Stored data
** begin **

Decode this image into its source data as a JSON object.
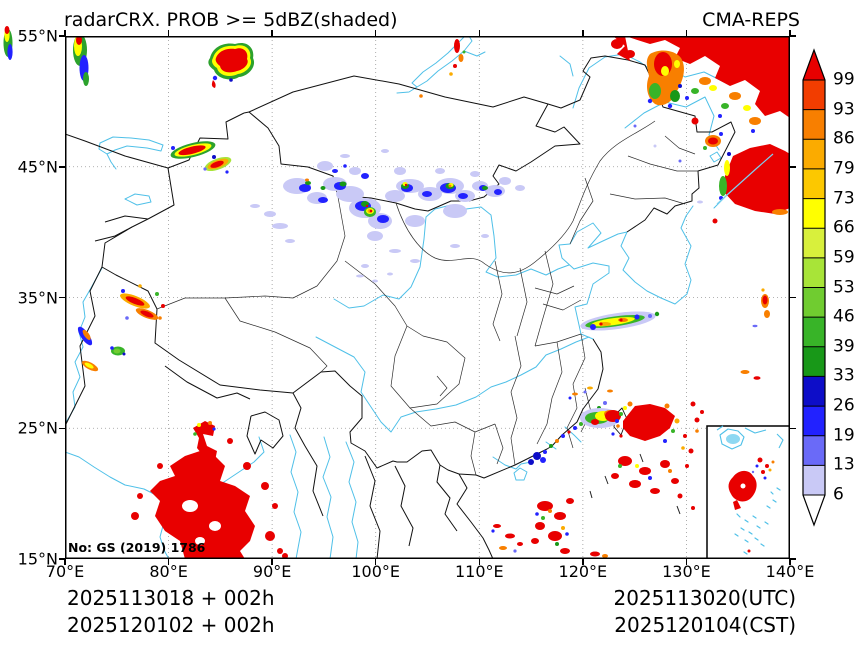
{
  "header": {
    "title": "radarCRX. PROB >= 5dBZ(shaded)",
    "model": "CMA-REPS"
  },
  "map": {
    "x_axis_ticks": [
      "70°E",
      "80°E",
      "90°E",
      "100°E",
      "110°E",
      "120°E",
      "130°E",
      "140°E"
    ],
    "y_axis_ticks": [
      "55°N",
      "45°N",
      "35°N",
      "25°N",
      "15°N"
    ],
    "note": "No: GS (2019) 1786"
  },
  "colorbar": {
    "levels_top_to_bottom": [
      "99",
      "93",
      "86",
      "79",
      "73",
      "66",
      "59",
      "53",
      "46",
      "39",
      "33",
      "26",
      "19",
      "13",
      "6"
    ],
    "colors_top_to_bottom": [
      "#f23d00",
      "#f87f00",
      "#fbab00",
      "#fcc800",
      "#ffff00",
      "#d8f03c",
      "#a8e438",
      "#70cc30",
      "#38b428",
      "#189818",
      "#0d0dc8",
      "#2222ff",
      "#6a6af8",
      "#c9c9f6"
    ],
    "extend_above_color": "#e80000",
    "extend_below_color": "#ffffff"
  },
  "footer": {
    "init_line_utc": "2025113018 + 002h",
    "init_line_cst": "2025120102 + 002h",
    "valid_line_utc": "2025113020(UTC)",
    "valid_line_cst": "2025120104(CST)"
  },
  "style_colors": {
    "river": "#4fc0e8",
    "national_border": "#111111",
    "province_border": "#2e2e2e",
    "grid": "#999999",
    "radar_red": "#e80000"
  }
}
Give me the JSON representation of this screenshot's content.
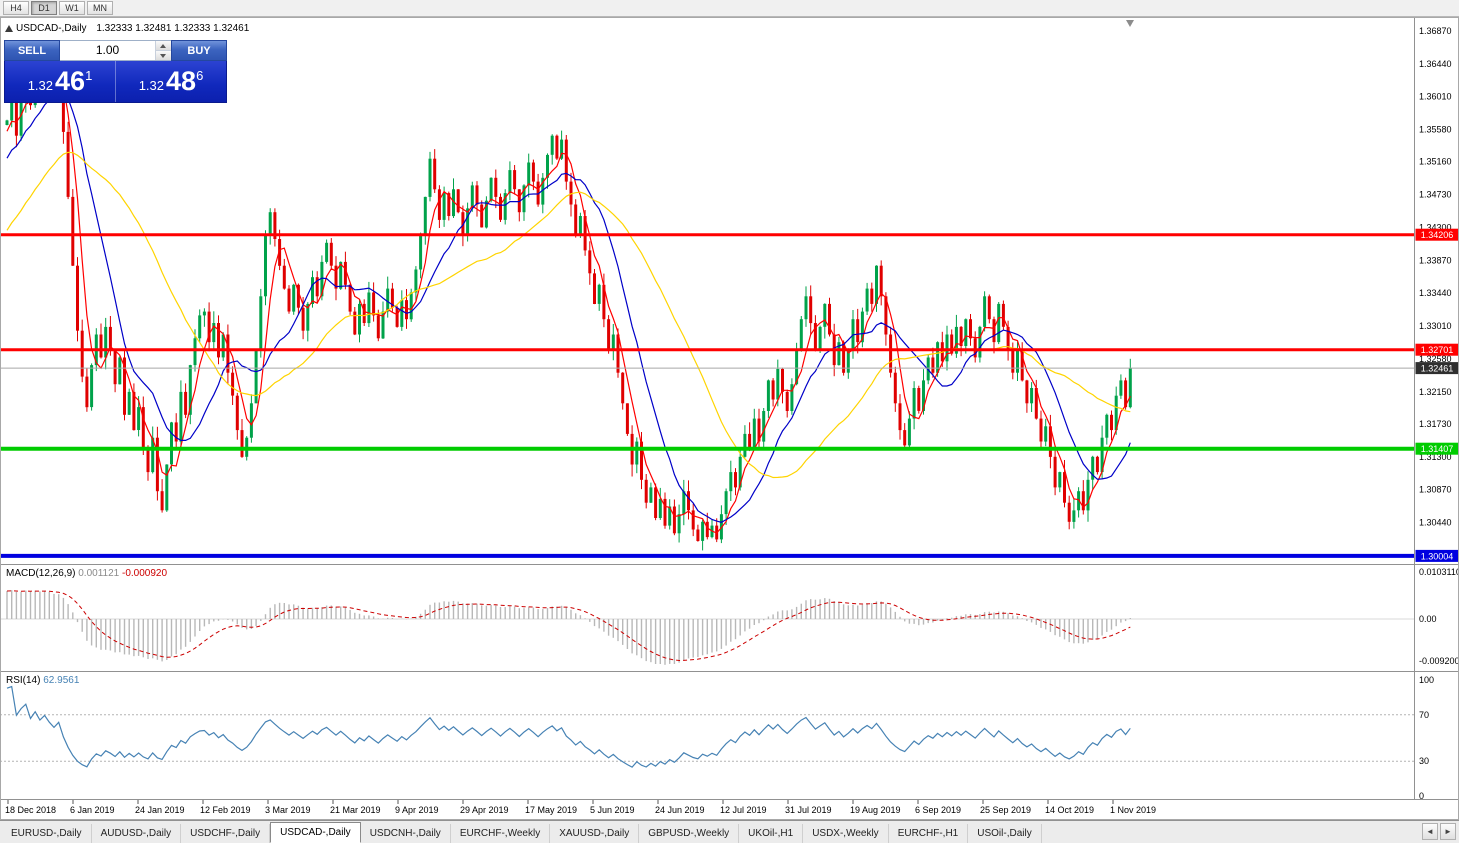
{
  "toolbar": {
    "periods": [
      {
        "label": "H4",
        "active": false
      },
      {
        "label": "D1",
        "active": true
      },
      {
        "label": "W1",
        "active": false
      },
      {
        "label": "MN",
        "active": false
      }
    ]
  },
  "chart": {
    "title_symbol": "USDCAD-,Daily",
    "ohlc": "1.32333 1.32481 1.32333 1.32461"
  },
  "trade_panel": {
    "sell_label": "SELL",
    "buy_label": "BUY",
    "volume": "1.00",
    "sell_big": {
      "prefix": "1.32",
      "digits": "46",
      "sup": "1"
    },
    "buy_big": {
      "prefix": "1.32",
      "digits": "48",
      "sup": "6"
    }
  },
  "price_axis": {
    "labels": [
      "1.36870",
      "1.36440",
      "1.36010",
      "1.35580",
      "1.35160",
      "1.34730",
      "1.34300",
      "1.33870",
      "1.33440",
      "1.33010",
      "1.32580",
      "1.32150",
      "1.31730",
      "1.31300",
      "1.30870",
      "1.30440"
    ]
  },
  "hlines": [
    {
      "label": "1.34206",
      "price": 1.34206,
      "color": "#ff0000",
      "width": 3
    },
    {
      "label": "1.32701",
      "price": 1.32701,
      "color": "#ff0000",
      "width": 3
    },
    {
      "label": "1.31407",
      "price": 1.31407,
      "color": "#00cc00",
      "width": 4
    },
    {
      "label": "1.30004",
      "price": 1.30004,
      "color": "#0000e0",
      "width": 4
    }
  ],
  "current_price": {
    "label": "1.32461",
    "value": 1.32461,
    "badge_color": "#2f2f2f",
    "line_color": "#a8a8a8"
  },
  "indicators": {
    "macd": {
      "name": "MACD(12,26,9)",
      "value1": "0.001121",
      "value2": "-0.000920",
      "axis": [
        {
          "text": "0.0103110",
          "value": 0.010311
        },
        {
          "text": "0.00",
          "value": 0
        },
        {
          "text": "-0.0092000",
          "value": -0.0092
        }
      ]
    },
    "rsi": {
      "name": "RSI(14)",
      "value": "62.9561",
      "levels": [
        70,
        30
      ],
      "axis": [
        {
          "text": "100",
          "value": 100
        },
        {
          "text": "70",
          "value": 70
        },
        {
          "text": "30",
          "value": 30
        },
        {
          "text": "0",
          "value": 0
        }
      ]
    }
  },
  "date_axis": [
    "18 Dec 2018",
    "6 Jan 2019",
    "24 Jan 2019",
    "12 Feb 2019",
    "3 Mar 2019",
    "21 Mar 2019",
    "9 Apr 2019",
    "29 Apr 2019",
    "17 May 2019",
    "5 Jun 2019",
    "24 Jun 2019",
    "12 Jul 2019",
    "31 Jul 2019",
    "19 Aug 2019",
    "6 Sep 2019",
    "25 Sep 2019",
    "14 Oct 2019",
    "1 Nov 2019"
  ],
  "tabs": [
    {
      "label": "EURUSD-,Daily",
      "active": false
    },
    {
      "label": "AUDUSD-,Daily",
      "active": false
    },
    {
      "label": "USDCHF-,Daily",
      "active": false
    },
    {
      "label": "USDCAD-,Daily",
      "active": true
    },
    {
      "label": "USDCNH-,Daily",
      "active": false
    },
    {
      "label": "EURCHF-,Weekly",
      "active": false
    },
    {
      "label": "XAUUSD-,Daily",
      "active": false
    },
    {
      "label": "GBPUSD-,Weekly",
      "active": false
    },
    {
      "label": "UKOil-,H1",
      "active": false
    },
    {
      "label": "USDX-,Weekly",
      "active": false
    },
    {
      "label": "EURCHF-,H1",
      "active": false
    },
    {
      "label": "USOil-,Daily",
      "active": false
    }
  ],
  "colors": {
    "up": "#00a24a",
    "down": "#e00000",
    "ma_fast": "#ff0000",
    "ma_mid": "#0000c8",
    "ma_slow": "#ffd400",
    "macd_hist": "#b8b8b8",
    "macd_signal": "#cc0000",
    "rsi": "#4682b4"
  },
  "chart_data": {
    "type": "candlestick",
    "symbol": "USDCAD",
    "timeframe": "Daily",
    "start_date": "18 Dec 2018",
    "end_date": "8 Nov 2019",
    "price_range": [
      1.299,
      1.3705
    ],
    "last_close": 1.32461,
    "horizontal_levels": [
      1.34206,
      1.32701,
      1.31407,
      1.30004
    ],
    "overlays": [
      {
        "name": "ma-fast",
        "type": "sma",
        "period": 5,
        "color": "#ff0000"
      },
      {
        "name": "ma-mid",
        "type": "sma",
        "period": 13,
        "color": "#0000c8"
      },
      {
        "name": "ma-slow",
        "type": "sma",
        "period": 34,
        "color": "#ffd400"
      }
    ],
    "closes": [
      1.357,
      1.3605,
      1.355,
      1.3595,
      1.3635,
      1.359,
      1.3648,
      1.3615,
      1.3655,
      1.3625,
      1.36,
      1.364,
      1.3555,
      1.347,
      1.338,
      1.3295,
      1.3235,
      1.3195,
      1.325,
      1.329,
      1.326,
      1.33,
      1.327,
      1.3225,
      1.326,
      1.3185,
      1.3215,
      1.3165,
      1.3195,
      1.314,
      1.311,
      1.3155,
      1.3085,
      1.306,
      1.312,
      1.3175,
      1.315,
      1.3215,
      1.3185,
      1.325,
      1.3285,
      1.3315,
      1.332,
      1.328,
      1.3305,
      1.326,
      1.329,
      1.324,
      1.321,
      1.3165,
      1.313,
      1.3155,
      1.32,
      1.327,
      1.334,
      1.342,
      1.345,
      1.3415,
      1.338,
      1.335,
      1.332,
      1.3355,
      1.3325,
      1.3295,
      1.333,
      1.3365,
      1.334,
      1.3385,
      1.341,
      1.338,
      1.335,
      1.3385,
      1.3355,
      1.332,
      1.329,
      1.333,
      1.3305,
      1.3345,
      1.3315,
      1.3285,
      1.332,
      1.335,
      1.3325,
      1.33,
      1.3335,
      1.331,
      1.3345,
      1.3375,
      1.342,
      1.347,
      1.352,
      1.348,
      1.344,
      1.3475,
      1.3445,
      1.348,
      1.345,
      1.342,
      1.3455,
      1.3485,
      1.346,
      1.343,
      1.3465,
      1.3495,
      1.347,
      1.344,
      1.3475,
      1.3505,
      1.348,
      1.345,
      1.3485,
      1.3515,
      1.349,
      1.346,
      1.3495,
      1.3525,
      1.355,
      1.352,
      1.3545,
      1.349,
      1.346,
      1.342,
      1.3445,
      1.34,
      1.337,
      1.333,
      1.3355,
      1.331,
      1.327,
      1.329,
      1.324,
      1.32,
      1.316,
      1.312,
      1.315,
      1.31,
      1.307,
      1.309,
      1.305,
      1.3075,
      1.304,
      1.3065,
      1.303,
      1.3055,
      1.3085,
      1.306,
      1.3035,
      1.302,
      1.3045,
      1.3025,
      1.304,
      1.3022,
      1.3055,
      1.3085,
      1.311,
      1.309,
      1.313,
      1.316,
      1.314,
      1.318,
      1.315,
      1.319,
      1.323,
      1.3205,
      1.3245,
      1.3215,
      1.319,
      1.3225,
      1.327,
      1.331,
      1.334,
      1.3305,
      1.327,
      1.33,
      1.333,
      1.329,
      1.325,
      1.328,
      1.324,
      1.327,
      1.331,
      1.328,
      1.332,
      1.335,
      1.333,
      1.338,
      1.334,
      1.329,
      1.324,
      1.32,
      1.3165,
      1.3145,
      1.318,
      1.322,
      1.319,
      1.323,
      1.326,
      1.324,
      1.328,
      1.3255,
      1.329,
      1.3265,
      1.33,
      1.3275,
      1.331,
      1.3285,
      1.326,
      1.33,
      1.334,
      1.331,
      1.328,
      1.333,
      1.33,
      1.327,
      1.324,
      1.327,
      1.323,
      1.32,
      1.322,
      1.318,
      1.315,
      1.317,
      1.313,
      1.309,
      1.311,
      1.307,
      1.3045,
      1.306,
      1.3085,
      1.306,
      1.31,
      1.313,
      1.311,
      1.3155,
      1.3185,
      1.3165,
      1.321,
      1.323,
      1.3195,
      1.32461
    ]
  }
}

** end **
** begin **

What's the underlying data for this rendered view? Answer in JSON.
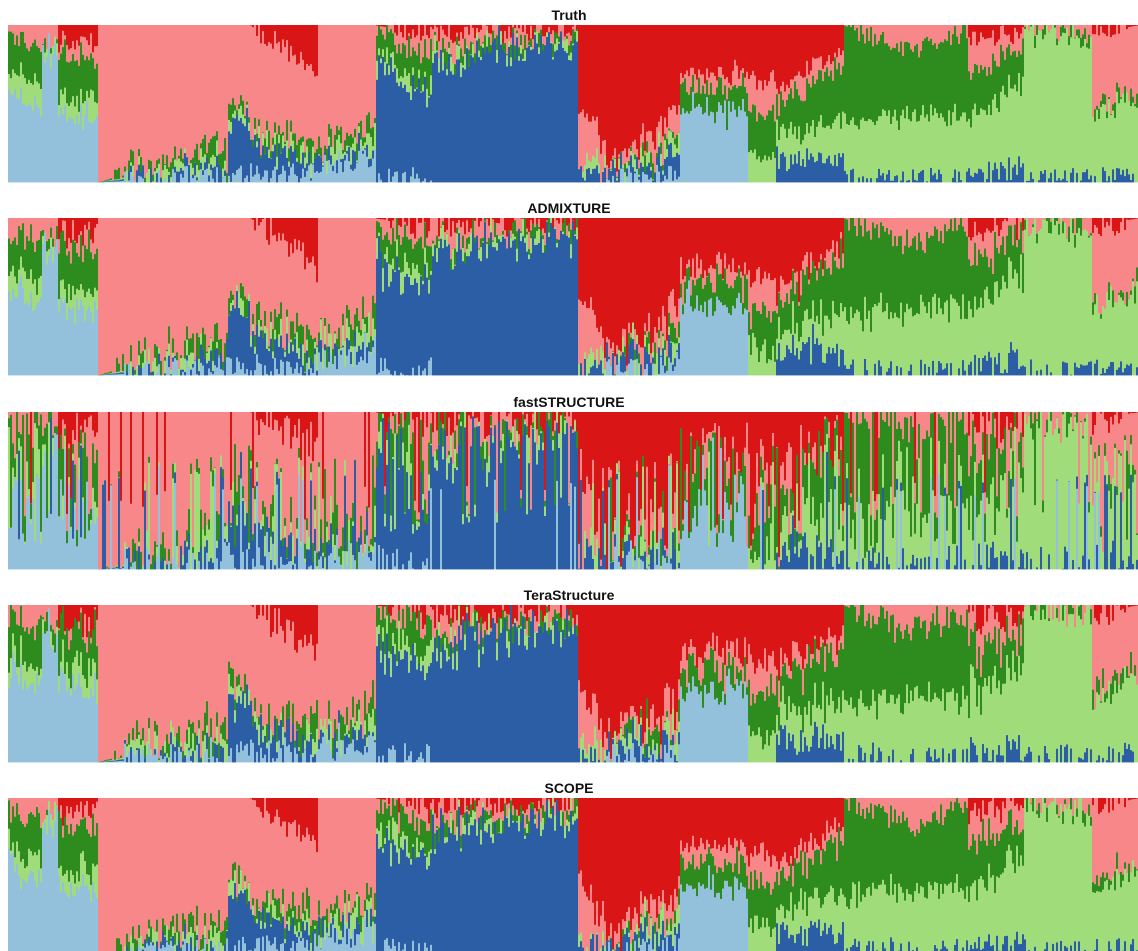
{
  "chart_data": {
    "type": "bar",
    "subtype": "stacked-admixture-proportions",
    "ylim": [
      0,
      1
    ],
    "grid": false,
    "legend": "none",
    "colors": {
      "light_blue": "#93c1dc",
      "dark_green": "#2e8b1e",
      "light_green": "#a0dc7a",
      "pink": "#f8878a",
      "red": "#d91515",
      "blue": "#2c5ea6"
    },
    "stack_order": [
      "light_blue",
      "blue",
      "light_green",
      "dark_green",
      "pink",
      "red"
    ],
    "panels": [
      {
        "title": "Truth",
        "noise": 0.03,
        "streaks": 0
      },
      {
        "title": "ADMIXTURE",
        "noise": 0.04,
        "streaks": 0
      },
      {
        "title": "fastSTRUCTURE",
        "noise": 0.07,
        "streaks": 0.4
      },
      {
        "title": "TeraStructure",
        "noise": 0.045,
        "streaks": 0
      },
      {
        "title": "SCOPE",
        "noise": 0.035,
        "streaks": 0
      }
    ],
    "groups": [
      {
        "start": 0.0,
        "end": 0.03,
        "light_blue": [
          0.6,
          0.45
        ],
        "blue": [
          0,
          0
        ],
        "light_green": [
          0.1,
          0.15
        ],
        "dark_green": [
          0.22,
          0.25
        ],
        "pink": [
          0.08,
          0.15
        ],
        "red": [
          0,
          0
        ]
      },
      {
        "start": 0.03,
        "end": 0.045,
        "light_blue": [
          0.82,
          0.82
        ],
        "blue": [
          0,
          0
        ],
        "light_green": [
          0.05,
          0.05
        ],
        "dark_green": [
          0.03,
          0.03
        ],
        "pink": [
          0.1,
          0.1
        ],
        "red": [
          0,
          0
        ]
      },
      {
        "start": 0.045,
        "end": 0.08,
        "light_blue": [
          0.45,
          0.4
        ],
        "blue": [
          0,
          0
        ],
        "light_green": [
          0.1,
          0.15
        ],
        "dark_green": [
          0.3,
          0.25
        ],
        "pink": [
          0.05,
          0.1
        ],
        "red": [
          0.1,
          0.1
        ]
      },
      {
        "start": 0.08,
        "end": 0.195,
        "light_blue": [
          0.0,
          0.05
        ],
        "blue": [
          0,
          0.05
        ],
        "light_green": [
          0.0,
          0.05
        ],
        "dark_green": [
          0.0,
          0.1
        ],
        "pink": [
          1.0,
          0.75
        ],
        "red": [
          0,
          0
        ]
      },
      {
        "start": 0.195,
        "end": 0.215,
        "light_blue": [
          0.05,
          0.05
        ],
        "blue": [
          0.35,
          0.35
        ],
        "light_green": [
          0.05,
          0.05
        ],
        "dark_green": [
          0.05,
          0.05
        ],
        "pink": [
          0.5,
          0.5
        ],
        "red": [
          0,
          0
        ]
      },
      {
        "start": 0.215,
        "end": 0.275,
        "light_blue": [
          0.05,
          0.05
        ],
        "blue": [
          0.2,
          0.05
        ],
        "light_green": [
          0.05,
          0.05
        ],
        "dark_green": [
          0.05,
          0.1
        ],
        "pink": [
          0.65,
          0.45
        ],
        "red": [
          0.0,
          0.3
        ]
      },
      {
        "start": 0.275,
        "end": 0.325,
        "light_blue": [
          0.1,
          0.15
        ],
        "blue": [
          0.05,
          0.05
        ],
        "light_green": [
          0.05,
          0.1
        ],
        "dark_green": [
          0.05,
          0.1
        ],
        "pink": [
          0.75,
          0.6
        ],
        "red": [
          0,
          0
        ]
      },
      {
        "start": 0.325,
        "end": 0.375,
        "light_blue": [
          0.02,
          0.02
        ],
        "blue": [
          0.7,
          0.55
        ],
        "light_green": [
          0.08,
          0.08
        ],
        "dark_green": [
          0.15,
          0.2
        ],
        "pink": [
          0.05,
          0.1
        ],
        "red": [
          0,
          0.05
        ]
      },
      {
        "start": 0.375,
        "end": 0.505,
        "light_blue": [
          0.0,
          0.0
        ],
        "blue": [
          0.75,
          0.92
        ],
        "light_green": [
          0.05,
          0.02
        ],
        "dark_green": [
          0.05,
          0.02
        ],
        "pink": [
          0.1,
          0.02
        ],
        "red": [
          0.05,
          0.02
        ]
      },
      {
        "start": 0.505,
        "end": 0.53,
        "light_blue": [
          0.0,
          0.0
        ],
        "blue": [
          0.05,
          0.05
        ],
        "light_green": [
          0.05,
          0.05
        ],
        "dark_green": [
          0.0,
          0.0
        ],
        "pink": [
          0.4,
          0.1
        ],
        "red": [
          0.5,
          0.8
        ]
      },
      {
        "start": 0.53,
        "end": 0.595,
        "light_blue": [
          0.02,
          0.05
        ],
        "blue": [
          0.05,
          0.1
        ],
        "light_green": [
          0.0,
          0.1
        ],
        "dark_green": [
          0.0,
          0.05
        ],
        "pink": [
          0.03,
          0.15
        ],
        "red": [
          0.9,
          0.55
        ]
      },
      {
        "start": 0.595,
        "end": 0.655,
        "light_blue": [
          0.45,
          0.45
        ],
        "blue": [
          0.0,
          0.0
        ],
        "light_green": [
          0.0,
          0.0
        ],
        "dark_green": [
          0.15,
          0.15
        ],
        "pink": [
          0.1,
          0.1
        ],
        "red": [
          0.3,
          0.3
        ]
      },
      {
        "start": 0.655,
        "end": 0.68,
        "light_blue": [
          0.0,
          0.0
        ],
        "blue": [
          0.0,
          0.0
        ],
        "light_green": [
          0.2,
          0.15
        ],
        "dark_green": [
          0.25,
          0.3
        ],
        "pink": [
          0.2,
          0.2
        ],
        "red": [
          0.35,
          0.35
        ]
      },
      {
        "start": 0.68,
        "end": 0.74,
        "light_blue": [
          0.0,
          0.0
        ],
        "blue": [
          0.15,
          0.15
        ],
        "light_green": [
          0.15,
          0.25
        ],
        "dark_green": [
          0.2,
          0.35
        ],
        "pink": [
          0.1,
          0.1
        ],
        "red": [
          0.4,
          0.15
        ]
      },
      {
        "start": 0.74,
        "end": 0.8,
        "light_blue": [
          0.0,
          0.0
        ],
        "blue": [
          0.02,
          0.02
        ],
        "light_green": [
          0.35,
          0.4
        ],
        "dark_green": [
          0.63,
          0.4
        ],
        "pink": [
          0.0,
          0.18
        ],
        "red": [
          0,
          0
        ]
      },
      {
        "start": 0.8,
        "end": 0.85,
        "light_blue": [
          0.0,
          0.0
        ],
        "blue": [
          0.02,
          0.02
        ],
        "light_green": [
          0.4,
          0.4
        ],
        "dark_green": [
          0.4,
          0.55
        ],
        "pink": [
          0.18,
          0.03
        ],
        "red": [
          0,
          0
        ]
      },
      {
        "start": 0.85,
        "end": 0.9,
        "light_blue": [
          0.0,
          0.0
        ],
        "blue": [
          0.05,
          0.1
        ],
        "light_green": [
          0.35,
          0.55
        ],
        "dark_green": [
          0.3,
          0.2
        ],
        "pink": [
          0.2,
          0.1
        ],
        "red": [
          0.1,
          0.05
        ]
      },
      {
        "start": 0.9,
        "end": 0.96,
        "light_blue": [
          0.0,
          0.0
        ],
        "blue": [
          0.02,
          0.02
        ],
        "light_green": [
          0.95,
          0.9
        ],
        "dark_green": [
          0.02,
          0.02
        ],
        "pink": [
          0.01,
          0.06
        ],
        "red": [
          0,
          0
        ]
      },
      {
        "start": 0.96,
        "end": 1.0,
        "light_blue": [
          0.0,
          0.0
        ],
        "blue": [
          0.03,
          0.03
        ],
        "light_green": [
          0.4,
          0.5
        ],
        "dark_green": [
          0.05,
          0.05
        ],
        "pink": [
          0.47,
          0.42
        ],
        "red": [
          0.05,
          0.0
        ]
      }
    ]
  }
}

** end **

> **Task details**
The lines above form a set of records; determine how many of them contain the string "Weekly" and give that number alone.

> **Answer to the task**
3